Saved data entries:
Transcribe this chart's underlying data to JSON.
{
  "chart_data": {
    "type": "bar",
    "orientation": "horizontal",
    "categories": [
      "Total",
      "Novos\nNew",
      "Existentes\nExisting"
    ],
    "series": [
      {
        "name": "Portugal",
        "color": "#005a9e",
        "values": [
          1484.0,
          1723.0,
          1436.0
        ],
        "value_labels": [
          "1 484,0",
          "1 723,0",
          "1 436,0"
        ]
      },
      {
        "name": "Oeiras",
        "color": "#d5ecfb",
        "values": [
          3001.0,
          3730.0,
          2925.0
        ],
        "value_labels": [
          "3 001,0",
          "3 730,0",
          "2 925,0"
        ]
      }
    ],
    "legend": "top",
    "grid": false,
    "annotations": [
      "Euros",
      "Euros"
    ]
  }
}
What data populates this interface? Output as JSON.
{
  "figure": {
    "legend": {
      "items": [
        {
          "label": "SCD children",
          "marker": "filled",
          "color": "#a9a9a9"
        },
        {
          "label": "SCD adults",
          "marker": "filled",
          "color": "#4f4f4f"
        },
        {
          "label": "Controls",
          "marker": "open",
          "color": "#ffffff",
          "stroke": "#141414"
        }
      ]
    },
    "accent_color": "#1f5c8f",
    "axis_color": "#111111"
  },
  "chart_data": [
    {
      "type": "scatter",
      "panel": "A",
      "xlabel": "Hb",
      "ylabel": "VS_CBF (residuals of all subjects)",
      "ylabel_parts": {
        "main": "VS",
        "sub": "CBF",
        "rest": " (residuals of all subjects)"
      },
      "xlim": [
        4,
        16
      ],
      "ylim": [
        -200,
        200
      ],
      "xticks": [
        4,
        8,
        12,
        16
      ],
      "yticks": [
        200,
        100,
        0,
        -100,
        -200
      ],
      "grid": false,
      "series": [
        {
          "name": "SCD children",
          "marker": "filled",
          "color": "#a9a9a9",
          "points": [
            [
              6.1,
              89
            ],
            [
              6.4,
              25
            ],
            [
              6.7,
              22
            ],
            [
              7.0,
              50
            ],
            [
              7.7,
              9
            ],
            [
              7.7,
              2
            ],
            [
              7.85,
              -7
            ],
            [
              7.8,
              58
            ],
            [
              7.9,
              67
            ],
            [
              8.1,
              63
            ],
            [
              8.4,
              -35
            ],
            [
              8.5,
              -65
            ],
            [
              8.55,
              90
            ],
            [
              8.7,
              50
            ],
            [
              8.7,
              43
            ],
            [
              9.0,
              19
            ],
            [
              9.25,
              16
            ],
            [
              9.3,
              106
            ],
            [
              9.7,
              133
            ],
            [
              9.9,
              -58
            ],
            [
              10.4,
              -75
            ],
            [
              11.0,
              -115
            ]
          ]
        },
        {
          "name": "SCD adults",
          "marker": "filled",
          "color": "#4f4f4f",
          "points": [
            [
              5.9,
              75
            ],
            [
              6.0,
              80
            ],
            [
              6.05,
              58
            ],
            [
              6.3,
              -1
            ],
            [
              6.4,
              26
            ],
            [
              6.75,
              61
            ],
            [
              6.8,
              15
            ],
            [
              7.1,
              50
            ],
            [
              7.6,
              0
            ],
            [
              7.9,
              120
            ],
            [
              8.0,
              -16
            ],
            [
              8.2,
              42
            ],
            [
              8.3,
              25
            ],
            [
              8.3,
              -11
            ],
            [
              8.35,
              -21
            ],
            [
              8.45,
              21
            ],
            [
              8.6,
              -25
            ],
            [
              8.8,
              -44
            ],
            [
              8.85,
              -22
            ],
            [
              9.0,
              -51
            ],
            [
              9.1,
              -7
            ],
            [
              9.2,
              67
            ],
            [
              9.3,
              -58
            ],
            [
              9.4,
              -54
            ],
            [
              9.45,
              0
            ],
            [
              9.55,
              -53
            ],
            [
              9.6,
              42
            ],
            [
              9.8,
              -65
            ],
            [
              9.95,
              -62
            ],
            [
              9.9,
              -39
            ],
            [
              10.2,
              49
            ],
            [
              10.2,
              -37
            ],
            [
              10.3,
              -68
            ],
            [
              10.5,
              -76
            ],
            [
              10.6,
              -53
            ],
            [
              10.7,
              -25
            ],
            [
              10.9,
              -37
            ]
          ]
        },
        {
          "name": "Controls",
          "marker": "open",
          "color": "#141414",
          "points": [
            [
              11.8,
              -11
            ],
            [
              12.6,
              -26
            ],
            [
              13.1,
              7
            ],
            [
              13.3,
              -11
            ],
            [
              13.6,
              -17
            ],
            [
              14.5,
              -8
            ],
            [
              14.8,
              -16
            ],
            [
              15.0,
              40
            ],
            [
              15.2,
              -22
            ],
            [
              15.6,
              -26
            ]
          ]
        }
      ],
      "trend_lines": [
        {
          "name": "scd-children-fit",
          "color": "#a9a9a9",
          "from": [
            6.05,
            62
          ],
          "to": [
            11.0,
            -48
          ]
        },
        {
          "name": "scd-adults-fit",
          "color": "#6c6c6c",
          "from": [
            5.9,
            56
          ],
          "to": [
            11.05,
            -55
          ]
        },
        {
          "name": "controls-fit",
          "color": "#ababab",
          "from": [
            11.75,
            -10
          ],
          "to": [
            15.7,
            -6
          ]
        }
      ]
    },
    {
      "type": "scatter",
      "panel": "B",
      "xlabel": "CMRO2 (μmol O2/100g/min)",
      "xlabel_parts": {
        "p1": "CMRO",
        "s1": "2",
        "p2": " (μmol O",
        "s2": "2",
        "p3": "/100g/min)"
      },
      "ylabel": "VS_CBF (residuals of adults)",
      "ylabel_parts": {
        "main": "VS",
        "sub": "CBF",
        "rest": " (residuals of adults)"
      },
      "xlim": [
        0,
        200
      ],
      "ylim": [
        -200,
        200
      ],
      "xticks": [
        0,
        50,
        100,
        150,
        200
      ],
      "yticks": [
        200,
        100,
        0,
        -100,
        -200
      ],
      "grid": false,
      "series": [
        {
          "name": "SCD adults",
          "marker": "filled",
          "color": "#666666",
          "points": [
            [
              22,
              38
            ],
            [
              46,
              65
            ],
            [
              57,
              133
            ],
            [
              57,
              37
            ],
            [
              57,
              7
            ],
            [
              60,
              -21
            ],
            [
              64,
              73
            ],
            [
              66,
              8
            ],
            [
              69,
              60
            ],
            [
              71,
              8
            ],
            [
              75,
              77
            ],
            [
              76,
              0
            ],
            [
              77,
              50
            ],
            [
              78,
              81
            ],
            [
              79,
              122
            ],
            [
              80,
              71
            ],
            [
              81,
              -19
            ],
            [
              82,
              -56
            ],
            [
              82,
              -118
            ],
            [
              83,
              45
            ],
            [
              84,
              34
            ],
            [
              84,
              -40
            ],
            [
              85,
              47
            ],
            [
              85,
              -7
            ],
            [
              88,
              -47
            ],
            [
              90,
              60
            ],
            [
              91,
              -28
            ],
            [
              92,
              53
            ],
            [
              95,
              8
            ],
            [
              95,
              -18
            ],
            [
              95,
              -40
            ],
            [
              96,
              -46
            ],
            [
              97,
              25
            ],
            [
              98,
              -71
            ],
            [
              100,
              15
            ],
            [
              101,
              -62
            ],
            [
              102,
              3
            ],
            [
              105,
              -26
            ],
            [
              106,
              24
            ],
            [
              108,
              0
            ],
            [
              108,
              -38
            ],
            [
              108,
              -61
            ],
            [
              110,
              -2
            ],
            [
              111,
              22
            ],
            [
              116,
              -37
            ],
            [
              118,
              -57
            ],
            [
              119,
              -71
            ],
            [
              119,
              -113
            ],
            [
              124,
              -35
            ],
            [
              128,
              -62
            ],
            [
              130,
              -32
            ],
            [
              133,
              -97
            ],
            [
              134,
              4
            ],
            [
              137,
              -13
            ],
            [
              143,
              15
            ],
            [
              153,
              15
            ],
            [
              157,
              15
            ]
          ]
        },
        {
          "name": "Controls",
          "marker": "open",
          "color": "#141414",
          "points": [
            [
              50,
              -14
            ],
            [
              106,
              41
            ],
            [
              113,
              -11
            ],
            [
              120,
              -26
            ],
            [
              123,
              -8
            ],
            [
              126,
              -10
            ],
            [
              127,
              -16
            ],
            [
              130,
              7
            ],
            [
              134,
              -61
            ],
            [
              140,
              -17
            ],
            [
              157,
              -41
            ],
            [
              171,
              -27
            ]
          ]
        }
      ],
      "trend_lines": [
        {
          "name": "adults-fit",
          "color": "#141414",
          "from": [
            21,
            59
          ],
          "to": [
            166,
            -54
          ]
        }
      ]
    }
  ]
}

THE TASK:
Copy out each line of the data where the string "rest" appears.

ANSWER:
        "rest": " (residuals of all subjects)"
        "rest": " (residuals of adults)"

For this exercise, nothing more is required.